**The problem**
A line counts if it contains the word "legend" at least once. State how many such lines the records contain, giving the number alone.

**Excerpted data**
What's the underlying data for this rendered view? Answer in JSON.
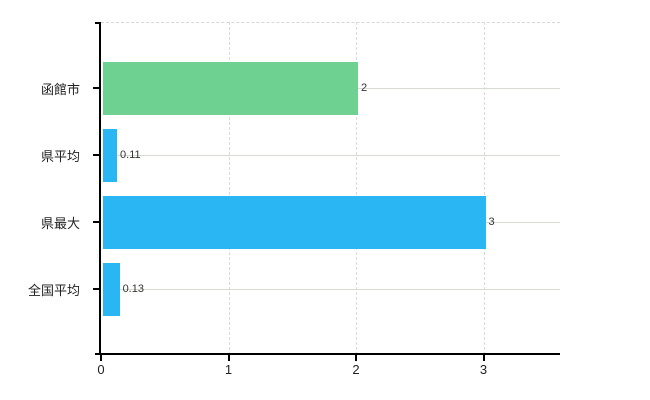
{
  "chart_data": {
    "type": "bar",
    "orientation": "horizontal",
    "title": "",
    "categories": [
      "函館市",
      "県平均",
      "県最大",
      "全国平均"
    ],
    "values": [
      2,
      0.11,
      3,
      0.13
    ],
    "value_labels": [
      "2",
      "0.11",
      "3",
      "0.13"
    ],
    "bar_colors": [
      "#6fd191",
      "#29b6f3",
      "#29b6f3",
      "#29b6f3"
    ],
    "xlim": [
      0,
      3.6
    ],
    "x_tick_labels": [
      "0",
      "1",
      "2",
      "3"
    ],
    "x_tick_values": [
      0,
      1,
      2,
      3
    ],
    "grid": true,
    "legend": false
  },
  "colors": {
    "bar_green": "#6fd191",
    "bar_blue": "#29b6f3",
    "grid_horizontal": "#d7dcd2",
    "grid_vertical": "#d9d9e0",
    "axis": "#000000",
    "category_text": "#222222",
    "value_text": "#333333",
    "background": "#ffffff"
  }
}
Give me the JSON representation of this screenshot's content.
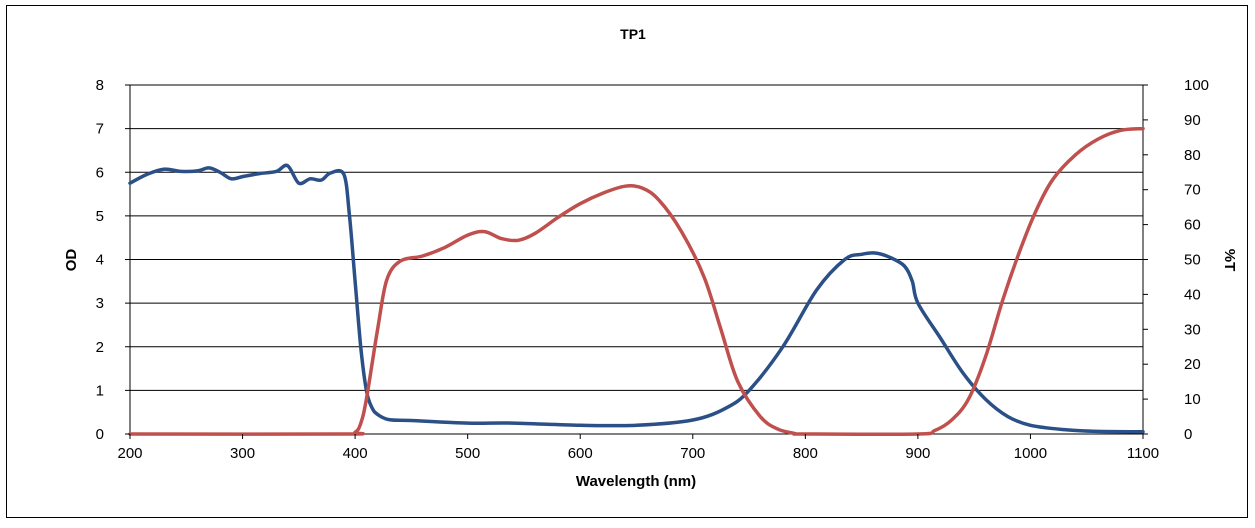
{
  "chart_data": {
    "type": "line",
    "title": "TP1",
    "xlabel": "Wavelength (nm)",
    "ylabel_left": "OD",
    "ylabel_right": "%T",
    "xlim": [
      200,
      1100
    ],
    "ylim_left": [
      0,
      8
    ],
    "ylim_right": [
      0,
      100
    ],
    "x_ticks": [
      200,
      300,
      400,
      500,
      600,
      700,
      800,
      900,
      1000,
      1100
    ],
    "y_ticks_left": [
      0,
      1,
      2,
      3,
      4,
      5,
      6,
      7,
      8
    ],
    "y_ticks_right": [
      0,
      10,
      20,
      30,
      40,
      50,
      60,
      70,
      80,
      90,
      100
    ],
    "grid": "horizontal",
    "legend": "none",
    "series": [
      {
        "axis": "left",
        "color": "#2B5087",
        "points": [
          [
            200,
            5.75
          ],
          [
            215,
            5.95
          ],
          [
            230,
            6.07
          ],
          [
            245,
            6.02
          ],
          [
            260,
            6.03
          ],
          [
            270,
            6.1
          ],
          [
            280,
            6.0
          ],
          [
            290,
            5.85
          ],
          [
            300,
            5.9
          ],
          [
            315,
            5.97
          ],
          [
            330,
            6.02
          ],
          [
            340,
            6.15
          ],
          [
            350,
            5.75
          ],
          [
            360,
            5.85
          ],
          [
            370,
            5.82
          ],
          [
            378,
            5.98
          ],
          [
            390,
            5.95
          ],
          [
            395,
            5.0
          ],
          [
            400,
            3.5
          ],
          [
            405,
            2.0
          ],
          [
            410,
            1.0
          ],
          [
            415,
            0.6
          ],
          [
            420,
            0.45
          ],
          [
            430,
            0.33
          ],
          [
            450,
            0.31
          ],
          [
            500,
            0.25
          ],
          [
            540,
            0.25
          ],
          [
            600,
            0.2
          ],
          [
            650,
            0.2
          ],
          [
            700,
            0.32
          ],
          [
            730,
            0.6
          ],
          [
            750,
            1.0
          ],
          [
            780,
            2.0
          ],
          [
            810,
            3.3
          ],
          [
            835,
            4.0
          ],
          [
            850,
            4.12
          ],
          [
            862,
            4.15
          ],
          [
            875,
            4.05
          ],
          [
            888,
            3.85
          ],
          [
            895,
            3.5
          ],
          [
            900,
            3.0
          ],
          [
            920,
            2.2
          ],
          [
            940,
            1.4
          ],
          [
            960,
            0.8
          ],
          [
            980,
            0.4
          ],
          [
            1000,
            0.2
          ],
          [
            1030,
            0.1
          ],
          [
            1060,
            0.06
          ],
          [
            1100,
            0.05
          ]
        ]
      },
      {
        "axis": "right",
        "color": "#C0504D",
        "points": [
          [
            200,
            0
          ],
          [
            390,
            0
          ],
          [
            400,
            0.5
          ],
          [
            405,
            3
          ],
          [
            410,
            10
          ],
          [
            420,
            30
          ],
          [
            428,
            44
          ],
          [
            440,
            49.5
          ],
          [
            460,
            51
          ],
          [
            480,
            53.5
          ],
          [
            500,
            57
          ],
          [
            515,
            58
          ],
          [
            530,
            56
          ],
          [
            545,
            55.5
          ],
          [
            560,
            57.5
          ],
          [
            580,
            62
          ],
          [
            600,
            66
          ],
          [
            620,
            69
          ],
          [
            640,
            71
          ],
          [
            655,
            70.5
          ],
          [
            670,
            67
          ],
          [
            690,
            58
          ],
          [
            710,
            45
          ],
          [
            725,
            30
          ],
          [
            740,
            15
          ],
          [
            760,
            5
          ],
          [
            775,
            1.5
          ],
          [
            790,
            0.2
          ],
          [
            800,
            0
          ],
          [
            900,
            0
          ],
          [
            915,
            1
          ],
          [
            930,
            4
          ],
          [
            945,
            10
          ],
          [
            960,
            22
          ],
          [
            975,
            38
          ],
          [
            990,
            52
          ],
          [
            1005,
            64
          ],
          [
            1020,
            73
          ],
          [
            1040,
            80
          ],
          [
            1060,
            84.5
          ],
          [
            1080,
            87
          ],
          [
            1100,
            87.5
          ]
        ]
      }
    ]
  }
}
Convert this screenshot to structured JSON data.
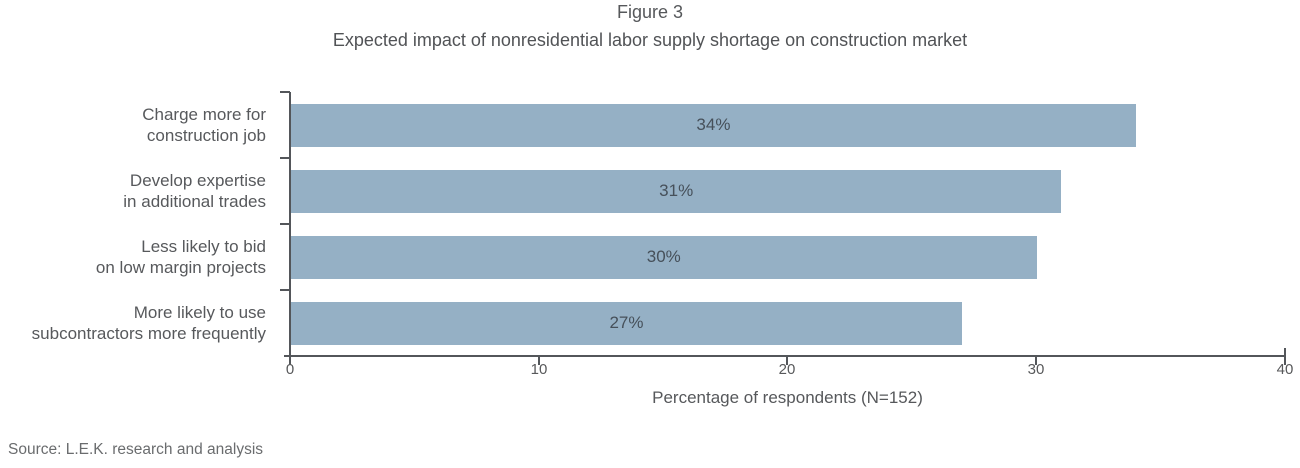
{
  "title": {
    "figure_label": "Figure 3",
    "text": "Expected impact of nonresidential labor supply shortage on construction market"
  },
  "chart_data": {
    "type": "bar",
    "orientation": "horizontal",
    "title": "Figure 3",
    "subtitle": "Expected impact of nonresidential labor supply shortage on construction market",
    "categories": [
      "Charge more for\nconstruction job",
      "Develop expertise\nin additional trades",
      "Less likely to bid\non low margin projects",
      "More likely to use\nsubcontractors more frequently"
    ],
    "values": [
      34,
      31,
      30,
      27
    ],
    "value_labels": [
      "34%",
      "31%",
      "30%",
      "27%"
    ],
    "xlabel": "Percentage of respondents (N=152)",
    "ylabel": "",
    "xlim": [
      0,
      40
    ],
    "x_ticks": [
      "0",
      "10",
      "20",
      "30",
      "40"
    ],
    "grid": false,
    "legend": false,
    "bar_color": "#95B0C5",
    "axis_color": "#53565A",
    "value_label_color": "#46505A"
  },
  "source": "Source: L.E.K. research and analysis"
}
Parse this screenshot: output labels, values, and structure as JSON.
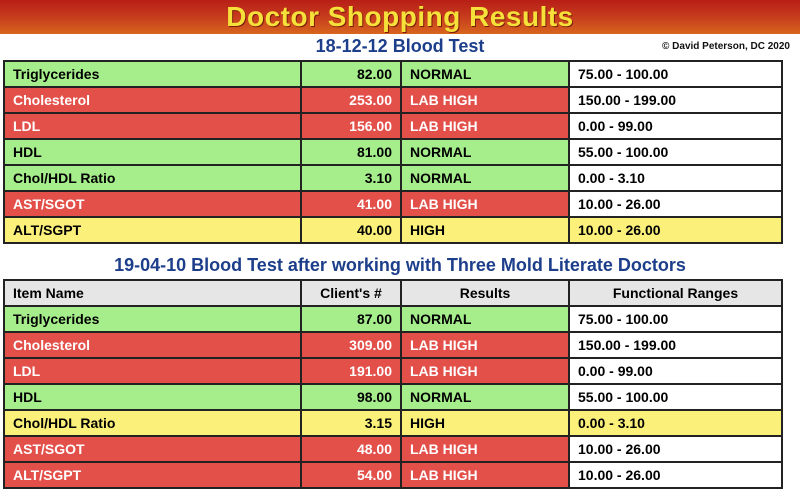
{
  "title": "Doctor Shopping Results",
  "test1": {
    "heading": "18-12-12 Blood Test",
    "copyright": "© David Peterson, DC 2020",
    "rows": [
      {
        "name": "Triglycerides",
        "value": "82.00",
        "result": "NORMAL",
        "range": "75.00 - 100.00",
        "status": "normal"
      },
      {
        "name": "Cholesterol",
        "value": "253.00",
        "result": "LAB HIGH",
        "range": "150.00 - 199.00",
        "status": "high"
      },
      {
        "name": "LDL",
        "value": "156.00",
        "result": "LAB HIGH",
        "range": "0.00 - 99.00",
        "status": "high"
      },
      {
        "name": "HDL",
        "value": "81.00",
        "result": "NORMAL",
        "range": "55.00 - 100.00",
        "status": "normal"
      },
      {
        "name": "Chol/HDL Ratio",
        "value": "3.10",
        "result": "NORMAL",
        "range": "0.00 - 3.10",
        "status": "normal"
      },
      {
        "name": "AST/SGOT",
        "value": "41.00",
        "result": "LAB HIGH",
        "range": "10.00 - 26.00",
        "status": "high"
      },
      {
        "name": "ALT/SGPT",
        "value": "40.00",
        "result": "HIGH",
        "range": "10.00 - 26.00",
        "status": "yellow"
      }
    ]
  },
  "test2": {
    "heading": "19-04-10 Blood Test after working with Three Mold Literate Doctors",
    "headers": {
      "item": "Item Name",
      "value": "Client's #",
      "result": "Results",
      "range": "Functional Ranges"
    },
    "rows": [
      {
        "name": "Triglycerides",
        "value": "87.00",
        "result": "NORMAL",
        "range": "75.00 - 100.00",
        "status": "normal"
      },
      {
        "name": "Cholesterol",
        "value": "309.00",
        "result": "LAB HIGH",
        "range": "150.00 - 199.00",
        "status": "high"
      },
      {
        "name": "LDL",
        "value": "191.00",
        "result": "LAB HIGH",
        "range": "0.00 - 99.00",
        "status": "high"
      },
      {
        "name": "HDL",
        "value": "98.00",
        "result": "NORMAL",
        "range": "55.00 - 100.00",
        "status": "normal"
      },
      {
        "name": "Chol/HDL Ratio",
        "value": "3.15",
        "result": "HIGH",
        "range": "0.00 - 3.10",
        "status": "yellow"
      },
      {
        "name": "AST/SGOT",
        "value": "48.00",
        "result": "LAB HIGH",
        "range": "10.00 - 26.00",
        "status": "high"
      },
      {
        "name": "ALT/SGPT",
        "value": "54.00",
        "result": "LAB HIGH",
        "range": "10.00 - 26.00",
        "status": "high"
      }
    ]
  },
  "colors": {
    "banner": "#c8401e",
    "title_text": "#f6e13a",
    "heading_text": "#1d3e8a",
    "normal_fill": "#a6ee8c",
    "high_fill": "#e3504a",
    "borderline_fill": "#fbf07a"
  }
}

**Response for this exercise**
3